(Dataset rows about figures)
Start

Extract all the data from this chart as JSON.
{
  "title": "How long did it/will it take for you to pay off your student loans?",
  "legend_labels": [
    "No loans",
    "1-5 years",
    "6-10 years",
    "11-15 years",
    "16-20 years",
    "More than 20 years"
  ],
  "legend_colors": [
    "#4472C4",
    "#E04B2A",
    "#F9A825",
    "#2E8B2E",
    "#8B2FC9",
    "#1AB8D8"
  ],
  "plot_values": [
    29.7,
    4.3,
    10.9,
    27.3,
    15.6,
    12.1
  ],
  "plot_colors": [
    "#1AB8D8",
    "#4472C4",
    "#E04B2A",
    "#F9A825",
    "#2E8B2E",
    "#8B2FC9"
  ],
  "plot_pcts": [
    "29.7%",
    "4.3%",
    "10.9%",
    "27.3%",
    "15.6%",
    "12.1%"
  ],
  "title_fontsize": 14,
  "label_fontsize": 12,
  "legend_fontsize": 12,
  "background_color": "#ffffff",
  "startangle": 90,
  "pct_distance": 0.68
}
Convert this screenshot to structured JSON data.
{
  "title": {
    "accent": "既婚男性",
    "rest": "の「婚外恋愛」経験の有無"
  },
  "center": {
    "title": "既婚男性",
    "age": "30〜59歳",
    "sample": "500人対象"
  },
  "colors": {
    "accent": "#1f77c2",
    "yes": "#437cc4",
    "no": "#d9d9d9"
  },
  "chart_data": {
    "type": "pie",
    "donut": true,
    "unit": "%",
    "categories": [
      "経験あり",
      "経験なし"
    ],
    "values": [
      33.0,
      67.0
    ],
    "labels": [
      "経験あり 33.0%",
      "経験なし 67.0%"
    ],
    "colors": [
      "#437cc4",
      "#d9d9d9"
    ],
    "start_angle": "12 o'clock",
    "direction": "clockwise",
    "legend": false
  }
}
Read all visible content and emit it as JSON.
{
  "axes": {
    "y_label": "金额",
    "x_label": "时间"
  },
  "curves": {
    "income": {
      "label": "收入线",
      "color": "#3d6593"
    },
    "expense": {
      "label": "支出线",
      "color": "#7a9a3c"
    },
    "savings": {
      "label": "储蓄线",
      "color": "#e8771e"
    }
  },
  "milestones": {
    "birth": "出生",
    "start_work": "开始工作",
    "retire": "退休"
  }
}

End

**Exercise prompt**
Your task is to print the whole listing again exactly.

**Written answer**
Extract all the data from this chart as JSON.
{
  "title": "How long did it/will it take for you to pay off your student loans?",
  "legend_labels": [
    "No loans",
    "1-5 years",
    "6-10 years",
    "11-15 years",
    "16-20 years",
    "More than 20 years"
  ],
  "legend_colors": [
    "#4472C4",
    "#E04B2A",
    "#F9A825",
    "#2E8B2E",
    "#8B2FC9",
    "#1AB8D8"
  ],
  "plot_values": [
    29.7,
    4.3,
    10.9,
    27.3,
    15.6,
    12.1
  ],
  "plot_colors": [
    "#1AB8D8",
    "#4472C4",
    "#E04B2A",
    "#F9A825",
    "#2E8B2E",
    "#8B2FC9"
  ],
  "plot_pcts": [
    "29.7%",
    "4.3%",
    "10.9%",
    "27.3%",
    "15.6%",
    "12.1%"
  ],
  "title_fontsize": 14,
  "label_fontsize": 12,
  "legend_fontsize": 12,
  "background_color": "#ffffff",
  "startangle": 90,
  "pct_distance": 0.68
}
Convert this screenshot to structured JSON data.
{
  "title": {
    "accent": "既婚男性",
    "rest": "の「婚外恋愛」経験の有無"
  },
  "center": {
    "title": "既婚男性",
    "age": "30〜59歳",
    "sample": "500人対象"
  },
  "colors": {
    "accent": "#1f77c2",
    "yes": "#437cc4",
    "no": "#d9d9d9"
  },
  "chart_data": {
    "type": "pie",
    "donut": true,
    "unit": "%",
    "categories": [
      "経験あり",
      "経験なし"
    ],
    "values": [
      33.0,
      67.0
    ],
    "labels": [
      "経験あり 33.0%",
      "経験なし 67.0%"
    ],
    "colors": [
      "#437cc4",
      "#d9d9d9"
    ],
    "start_angle": "12 o'clock",
    "direction": "clockwise",
    "legend": false
  }
}
Read all visible content and emit it as JSON.
{
  "axes": {
    "y_label": "金额",
    "x_label": "时间"
  },
  "curves": {
    "income": {
      "label": "收入线",
      "color": "#3d6593"
    },
    "expense": {
      "label": "支出线",
      "color": "#7a9a3c"
    },
    "savings": {
      "label": "储蓄线",
      "color": "#e8771e"
    }
  },
  "milestones": {
    "birth": "出生",
    "start_work": "开始工作",
    "retire": "退休"
  }
}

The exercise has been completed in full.